• [Exercise brief]: Nothing but a number is wanted here: the count of lines in the data holding the word "automated".

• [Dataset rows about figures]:
§ §

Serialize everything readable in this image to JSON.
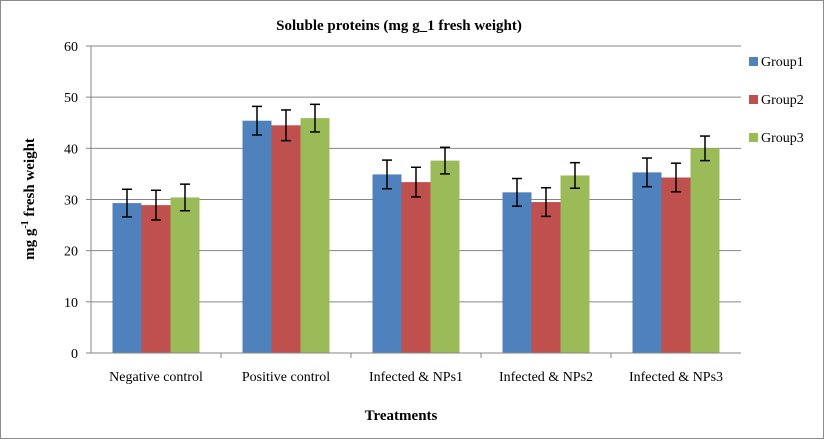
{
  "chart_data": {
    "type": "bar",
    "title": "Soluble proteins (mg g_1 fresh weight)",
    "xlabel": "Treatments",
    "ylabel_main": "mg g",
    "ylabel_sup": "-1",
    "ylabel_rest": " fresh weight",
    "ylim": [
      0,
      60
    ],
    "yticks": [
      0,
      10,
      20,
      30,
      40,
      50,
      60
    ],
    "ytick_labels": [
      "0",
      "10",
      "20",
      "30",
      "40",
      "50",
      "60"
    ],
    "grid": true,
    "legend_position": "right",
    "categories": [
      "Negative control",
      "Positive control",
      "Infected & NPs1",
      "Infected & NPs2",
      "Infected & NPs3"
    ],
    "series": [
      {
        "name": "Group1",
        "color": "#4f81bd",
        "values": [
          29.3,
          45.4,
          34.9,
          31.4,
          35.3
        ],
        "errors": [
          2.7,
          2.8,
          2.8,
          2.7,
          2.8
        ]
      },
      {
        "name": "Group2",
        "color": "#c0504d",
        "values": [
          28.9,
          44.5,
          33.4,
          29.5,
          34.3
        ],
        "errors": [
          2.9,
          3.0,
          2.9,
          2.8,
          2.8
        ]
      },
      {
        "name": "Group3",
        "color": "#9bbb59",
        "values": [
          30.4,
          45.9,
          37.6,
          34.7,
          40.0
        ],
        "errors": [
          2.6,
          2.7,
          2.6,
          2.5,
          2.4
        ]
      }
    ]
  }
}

§ §

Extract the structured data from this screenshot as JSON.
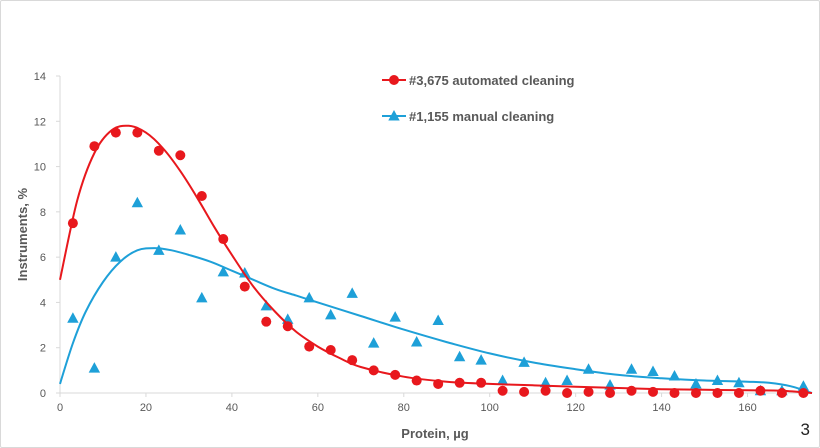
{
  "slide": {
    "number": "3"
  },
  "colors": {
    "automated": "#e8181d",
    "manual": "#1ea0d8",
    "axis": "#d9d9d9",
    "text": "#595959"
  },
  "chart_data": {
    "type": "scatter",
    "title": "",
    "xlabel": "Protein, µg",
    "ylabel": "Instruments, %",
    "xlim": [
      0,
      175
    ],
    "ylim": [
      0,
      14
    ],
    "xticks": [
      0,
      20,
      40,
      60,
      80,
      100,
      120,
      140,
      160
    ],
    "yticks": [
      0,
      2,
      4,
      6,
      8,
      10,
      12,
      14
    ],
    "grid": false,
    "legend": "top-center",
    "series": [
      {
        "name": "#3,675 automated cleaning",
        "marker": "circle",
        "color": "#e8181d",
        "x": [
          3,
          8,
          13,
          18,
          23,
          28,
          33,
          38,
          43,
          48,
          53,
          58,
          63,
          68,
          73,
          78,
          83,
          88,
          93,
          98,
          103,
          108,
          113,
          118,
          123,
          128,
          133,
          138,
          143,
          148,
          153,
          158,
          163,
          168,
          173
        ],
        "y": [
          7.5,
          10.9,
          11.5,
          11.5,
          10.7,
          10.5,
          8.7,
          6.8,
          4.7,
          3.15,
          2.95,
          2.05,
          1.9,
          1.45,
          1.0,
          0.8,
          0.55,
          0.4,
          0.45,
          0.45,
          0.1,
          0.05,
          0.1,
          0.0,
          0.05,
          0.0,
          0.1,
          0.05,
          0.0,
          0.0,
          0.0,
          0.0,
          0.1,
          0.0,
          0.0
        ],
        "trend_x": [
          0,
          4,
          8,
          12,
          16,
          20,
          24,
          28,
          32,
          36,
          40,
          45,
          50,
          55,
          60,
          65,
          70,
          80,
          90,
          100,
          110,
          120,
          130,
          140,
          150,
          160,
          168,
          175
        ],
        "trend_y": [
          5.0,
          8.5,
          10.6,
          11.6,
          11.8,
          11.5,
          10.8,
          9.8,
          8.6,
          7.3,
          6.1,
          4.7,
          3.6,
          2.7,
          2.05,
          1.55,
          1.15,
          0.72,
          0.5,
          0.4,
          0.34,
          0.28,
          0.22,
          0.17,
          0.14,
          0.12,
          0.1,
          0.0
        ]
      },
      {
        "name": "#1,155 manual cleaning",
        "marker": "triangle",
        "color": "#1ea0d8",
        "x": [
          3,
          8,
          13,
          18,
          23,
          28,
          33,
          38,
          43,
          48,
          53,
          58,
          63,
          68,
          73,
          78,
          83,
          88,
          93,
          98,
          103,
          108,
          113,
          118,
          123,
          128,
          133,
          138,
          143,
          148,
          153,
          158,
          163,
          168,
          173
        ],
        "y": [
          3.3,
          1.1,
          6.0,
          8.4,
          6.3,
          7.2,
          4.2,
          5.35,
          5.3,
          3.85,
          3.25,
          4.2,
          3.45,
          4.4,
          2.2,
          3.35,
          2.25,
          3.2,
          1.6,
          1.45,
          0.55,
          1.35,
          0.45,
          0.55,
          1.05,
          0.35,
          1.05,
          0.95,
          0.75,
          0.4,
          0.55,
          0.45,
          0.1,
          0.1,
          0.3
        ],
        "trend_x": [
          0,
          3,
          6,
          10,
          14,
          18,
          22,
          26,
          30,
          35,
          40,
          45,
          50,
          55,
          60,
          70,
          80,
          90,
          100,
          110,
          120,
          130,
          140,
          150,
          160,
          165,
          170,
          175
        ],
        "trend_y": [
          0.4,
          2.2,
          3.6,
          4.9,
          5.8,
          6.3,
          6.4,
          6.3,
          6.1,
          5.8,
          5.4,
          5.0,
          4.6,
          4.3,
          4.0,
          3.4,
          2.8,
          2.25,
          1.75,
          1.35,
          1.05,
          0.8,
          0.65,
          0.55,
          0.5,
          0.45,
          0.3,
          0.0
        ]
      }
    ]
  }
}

§ §

• [Expected answer]: 2